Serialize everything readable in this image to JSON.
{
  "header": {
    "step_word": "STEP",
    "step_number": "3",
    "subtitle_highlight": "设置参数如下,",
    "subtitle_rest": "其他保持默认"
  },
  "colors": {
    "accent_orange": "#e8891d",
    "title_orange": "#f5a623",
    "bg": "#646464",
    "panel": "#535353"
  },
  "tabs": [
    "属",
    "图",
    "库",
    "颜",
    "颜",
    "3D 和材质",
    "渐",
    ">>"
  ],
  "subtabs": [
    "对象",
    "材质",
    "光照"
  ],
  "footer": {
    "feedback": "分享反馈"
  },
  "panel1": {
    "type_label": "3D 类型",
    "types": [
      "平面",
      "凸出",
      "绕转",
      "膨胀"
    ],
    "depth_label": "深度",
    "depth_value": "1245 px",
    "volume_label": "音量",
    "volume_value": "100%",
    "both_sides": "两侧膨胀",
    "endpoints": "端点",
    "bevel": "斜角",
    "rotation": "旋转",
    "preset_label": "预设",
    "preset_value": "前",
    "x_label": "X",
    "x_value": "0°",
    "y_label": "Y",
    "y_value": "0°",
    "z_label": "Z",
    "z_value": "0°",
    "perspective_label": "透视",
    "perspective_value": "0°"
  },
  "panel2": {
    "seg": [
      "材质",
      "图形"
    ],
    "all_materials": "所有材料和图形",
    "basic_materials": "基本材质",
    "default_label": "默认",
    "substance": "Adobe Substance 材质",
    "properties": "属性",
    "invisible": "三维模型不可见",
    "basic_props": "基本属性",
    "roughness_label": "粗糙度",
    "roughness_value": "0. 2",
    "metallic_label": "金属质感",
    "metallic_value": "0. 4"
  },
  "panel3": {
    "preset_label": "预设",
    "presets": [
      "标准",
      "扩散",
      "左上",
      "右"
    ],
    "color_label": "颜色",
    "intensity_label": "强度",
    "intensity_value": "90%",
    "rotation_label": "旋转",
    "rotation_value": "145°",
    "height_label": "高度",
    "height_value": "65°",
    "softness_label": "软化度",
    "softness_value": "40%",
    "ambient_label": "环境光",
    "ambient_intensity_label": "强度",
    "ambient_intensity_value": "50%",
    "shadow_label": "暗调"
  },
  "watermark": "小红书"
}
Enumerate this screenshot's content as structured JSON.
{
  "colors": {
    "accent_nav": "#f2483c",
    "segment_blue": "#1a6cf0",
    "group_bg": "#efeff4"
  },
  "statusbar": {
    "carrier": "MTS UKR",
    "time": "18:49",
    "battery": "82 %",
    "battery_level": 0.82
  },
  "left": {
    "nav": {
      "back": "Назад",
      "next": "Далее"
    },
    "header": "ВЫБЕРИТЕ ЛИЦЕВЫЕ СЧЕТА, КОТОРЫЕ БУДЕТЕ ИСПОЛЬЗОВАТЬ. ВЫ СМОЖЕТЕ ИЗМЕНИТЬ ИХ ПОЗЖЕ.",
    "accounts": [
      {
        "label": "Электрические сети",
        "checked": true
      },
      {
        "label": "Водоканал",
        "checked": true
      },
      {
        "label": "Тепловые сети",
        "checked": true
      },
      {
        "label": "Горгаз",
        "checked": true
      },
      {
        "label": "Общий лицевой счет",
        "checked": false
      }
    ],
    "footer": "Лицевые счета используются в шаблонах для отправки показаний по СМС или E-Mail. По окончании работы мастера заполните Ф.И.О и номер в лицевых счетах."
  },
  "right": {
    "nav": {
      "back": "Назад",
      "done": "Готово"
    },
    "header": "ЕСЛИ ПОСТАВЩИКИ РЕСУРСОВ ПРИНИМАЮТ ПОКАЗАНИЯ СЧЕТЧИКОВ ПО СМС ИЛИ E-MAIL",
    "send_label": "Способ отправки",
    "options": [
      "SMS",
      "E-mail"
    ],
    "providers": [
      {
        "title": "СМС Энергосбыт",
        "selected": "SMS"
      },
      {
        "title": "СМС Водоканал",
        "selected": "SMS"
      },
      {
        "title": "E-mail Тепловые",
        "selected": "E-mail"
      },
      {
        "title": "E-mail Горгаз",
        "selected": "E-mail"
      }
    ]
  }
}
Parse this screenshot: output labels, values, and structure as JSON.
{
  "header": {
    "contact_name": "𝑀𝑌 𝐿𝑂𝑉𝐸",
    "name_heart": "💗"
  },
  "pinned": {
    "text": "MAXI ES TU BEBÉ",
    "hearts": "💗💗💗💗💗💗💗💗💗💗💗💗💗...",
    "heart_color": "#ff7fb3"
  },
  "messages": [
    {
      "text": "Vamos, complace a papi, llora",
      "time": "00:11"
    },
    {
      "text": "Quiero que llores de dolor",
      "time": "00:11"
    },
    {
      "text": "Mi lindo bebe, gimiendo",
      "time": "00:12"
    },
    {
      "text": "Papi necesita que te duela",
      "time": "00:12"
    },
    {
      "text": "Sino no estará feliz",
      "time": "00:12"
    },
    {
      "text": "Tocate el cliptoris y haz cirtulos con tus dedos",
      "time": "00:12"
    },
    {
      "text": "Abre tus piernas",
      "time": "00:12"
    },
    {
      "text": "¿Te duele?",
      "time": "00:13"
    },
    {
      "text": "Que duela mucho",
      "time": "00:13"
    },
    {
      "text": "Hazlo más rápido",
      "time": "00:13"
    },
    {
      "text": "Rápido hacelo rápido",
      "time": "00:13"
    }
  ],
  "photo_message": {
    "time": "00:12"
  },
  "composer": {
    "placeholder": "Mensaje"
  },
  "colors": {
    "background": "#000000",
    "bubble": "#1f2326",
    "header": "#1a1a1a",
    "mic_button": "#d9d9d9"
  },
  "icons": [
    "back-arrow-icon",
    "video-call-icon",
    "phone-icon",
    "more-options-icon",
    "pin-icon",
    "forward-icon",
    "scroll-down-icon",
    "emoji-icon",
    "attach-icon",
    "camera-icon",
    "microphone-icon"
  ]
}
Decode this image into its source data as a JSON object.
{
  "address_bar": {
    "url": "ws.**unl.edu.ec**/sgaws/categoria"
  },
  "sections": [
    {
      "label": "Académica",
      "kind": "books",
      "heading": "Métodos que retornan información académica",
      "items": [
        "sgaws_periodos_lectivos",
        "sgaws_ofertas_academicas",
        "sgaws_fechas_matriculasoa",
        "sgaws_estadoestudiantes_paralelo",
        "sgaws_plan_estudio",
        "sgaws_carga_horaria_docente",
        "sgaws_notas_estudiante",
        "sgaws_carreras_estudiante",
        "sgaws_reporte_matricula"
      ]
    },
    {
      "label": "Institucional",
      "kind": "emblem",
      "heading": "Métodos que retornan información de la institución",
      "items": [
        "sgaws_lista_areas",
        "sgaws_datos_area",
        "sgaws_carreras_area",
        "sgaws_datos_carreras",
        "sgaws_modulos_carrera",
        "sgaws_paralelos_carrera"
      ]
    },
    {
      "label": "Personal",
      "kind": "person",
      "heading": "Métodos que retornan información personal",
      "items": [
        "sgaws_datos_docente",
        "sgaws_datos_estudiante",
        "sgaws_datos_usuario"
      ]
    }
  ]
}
--------------------------------
*Exercise objective*
Repeat the entries above exactly, leaving nothing out.

*Solution to this problem*
Serialize everything readable in this image to JSON.
{
  "header": {
    "step_word": "STEP",
    "step_number": "3",
    "subtitle_highlight": "设置参数如下,",
    "subtitle_rest": "其他保持默认"
  },
  "colors": {
    "accent_orange": "#e8891d",
    "title_orange": "#f5a623",
    "bg": "#646464",
    "panel": "#535353"
  },
  "tabs": [
    "属",
    "图",
    "库",
    "颜",
    "颜",
    "3D 和材质",
    "渐",
    ">>"
  ],
  "subtabs": [
    "对象",
    "材质",
    "光照"
  ],
  "footer": {
    "feedback": "分享反馈"
  },
  "panel1": {
    "type_label": "3D 类型",
    "types": [
      "平面",
      "凸出",
      "绕转",
      "膨胀"
    ],
    "depth_label": "深度",
    "depth_value": "1245 px",
    "volume_label": "音量",
    "volume_value": "100%",
    "both_sides": "两侧膨胀",
    "endpoints": "端点",
    "bevel": "斜角",
    "rotation": "旋转",
    "preset_label": "预设",
    "preset_value": "前",
    "x_label": "X",
    "x_value": "0°",
    "y_label": "Y",
    "y_value": "0°",
    "z_label": "Z",
    "z_value": "0°",
    "perspective_label": "透视",
    "perspective_value": "0°"
  },
  "panel2": {
    "seg": [
      "材质",
      "图形"
    ],
    "all_materials": "所有材料和图形",
    "basic_materials": "基本材质",
    "default_label": "默认",
    "substance": "Adobe Substance 材质",
    "properties": "属性",
    "invisible": "三维模型不可见",
    "basic_props": "基本属性",
    "roughness_label": "粗糙度",
    "roughness_value": "0. 2",
    "metallic_label": "金属质感",
    "metallic_value": "0. 4"
  },
  "panel3": {
    "preset_label": "预设",
    "presets": [
      "标准",
      "扩散",
      "左上",
      "右"
    ],
    "color_label": "颜色",
    "intensity_label": "强度",
    "intensity_value": "90%",
    "rotation_label": "旋转",
    "rotation_value": "145°",
    "height_label": "高度",
    "height_value": "65°",
    "softness_label": "软化度",
    "softness_value": "40%",
    "ambient_label": "环境光",
    "ambient_intensity_label": "强度",
    "ambient_intensity_value": "50%",
    "shadow_label": "暗调"
  },
  "watermark": "小红书"
}
Enumerate this screenshot's content as structured JSON.
{
  "colors": {
    "accent_nav": "#f2483c",
    "segment_blue": "#1a6cf0",
    "group_bg": "#efeff4"
  },
  "statusbar": {
    "carrier": "MTS UKR",
    "time": "18:49",
    "battery": "82 %",
    "battery_level": 0.82
  },
  "left": {
    "nav": {
      "back": "Назад",
      "next": "Далее"
    },
    "header": "ВЫБЕРИТЕ ЛИЦЕВЫЕ СЧЕТА, КОТОРЫЕ БУДЕТЕ ИСПОЛЬЗОВАТЬ. ВЫ СМОЖЕТЕ ИЗМЕНИТЬ ИХ ПОЗЖЕ.",
    "accounts": [
      {
        "label": "Электрические сети",
        "checked": true
      },
      {
        "label": "Водоканал",
        "checked": true
      },
      {
        "label": "Тепловые сети",
        "checked": true
      },
      {
        "label": "Горгаз",
        "checked": true
      },
      {
        "label": "Общий лицевой счет",
        "checked": false
      }
    ],
    "footer": "Лицевые счета используются в шаблонах для отправки показаний по СМС или E-Mail. По окончании работы мастера заполните Ф.И.О и номер в лицевых счетах."
  },
  "right": {
    "nav": {
      "back": "Назад",
      "done": "Готово"
    },
    "header": "ЕСЛИ ПОСТАВЩИКИ РЕСУРСОВ ПРИНИМАЮТ ПОКАЗАНИЯ СЧЕТЧИКОВ ПО СМС ИЛИ E-MAIL",
    "send_label": "Способ отправки",
    "options": [
      "SMS",
      "E-mail"
    ],
    "providers": [
      {
        "title": "СМС Энергосбыт",
        "selected": "SMS"
      },
      {
        "title": "СМС Водоканал",
        "selected": "SMS"
      },
      {
        "title": "E-mail Тепловые",
        "selected": "E-mail"
      },
      {
        "title": "E-mail Горгаз",
        "selected": "E-mail"
      }
    ]
  }
}
Parse this screenshot: output labels, values, and structure as JSON.
{
  "header": {
    "contact_name": "𝑀𝑌 𝐿𝑂𝑉𝐸",
    "name_heart": "💗"
  },
  "pinned": {
    "text": "MAXI ES TU BEBÉ",
    "hearts": "💗💗💗💗💗💗💗💗💗💗💗💗💗...",
    "heart_color": "#ff7fb3"
  },
  "messages": [
    {
      "text": "Vamos, complace a papi, llora",
      "time": "00:11"
    },
    {
      "text": "Quiero que llores de dolor",
      "time": "00:11"
    },
    {
      "text": "Mi lindo bebe, gimiendo",
      "time": "00:12"
    },
    {
      "text": "Papi necesita que te duela",
      "time": "00:12"
    },
    {
      "text": "Sino no estará feliz",
      "time": "00:12"
    },
    {
      "text": "Tocate el cliptoris y haz cirtulos con tus dedos",
      "time": "00:12"
    },
    {
      "text": "Abre tus piernas",
      "time": "00:12"
    },
    {
      "text": "¿Te duele?",
      "time": "00:13"
    },
    {
      "text": "Que duela mucho",
      "time": "00:13"
    },
    {
      "text": "Hazlo más rápido",
      "time": "00:13"
    },
    {
      "text": "Rápido hacelo rápido",
      "time": "00:13"
    }
  ],
  "photo_message": {
    "time": "00:12"
  },
  "composer": {
    "placeholder": "Mensaje"
  },
  "colors": {
    "background": "#000000",
    "bubble": "#1f2326",
    "header": "#1a1a1a",
    "mic_button": "#d9d9d9"
  },
  "icons": [
    "back-arrow-icon",
    "video-call-icon",
    "phone-icon",
    "more-options-icon",
    "pin-icon",
    "forward-icon",
    "scroll-down-icon",
    "emoji-icon",
    "attach-icon",
    "camera-icon",
    "microphone-icon"
  ]
}
Decode this image into its source data as a JSON object.
{
  "address_bar": {
    "url": "ws.**unl.edu.ec**/sgaws/categoria"
  },
  "sections": [
    {
      "label": "Académica",
      "kind": "books",
      "heading": "Métodos que retornan información académica",
      "items": [
        "sgaws_periodos_lectivos",
        "sgaws_ofertas_academicas",
        "sgaws_fechas_matriculasoa",
        "sgaws_estadoestudiantes_paralelo",
        "sgaws_plan_estudio",
        "sgaws_carga_horaria_docente",
        "sgaws_notas_estudiante",
        "sgaws_carreras_estudiante",
        "sgaws_reporte_matricula"
      ]
    },
    {
      "label": "Institucional",
      "kind": "emblem",
      "heading": "Métodos que retornan información de la institución",
      "items": [
        "sgaws_lista_areas",
        "sgaws_datos_area",
        "sgaws_carreras_area",
        "sgaws_datos_carreras",
        "sgaws_modulos_carrera",
        "sgaws_paralelos_carrera"
      ]
    },
    {
      "label": "Personal",
      "kind": "person",
      "heading": "Métodos que retornan información personal",
      "items": [
        "sgaws_datos_docente",
        "sgaws_datos_estudiante",
        "sgaws_datos_usuario"
      ]
    }
  ]
}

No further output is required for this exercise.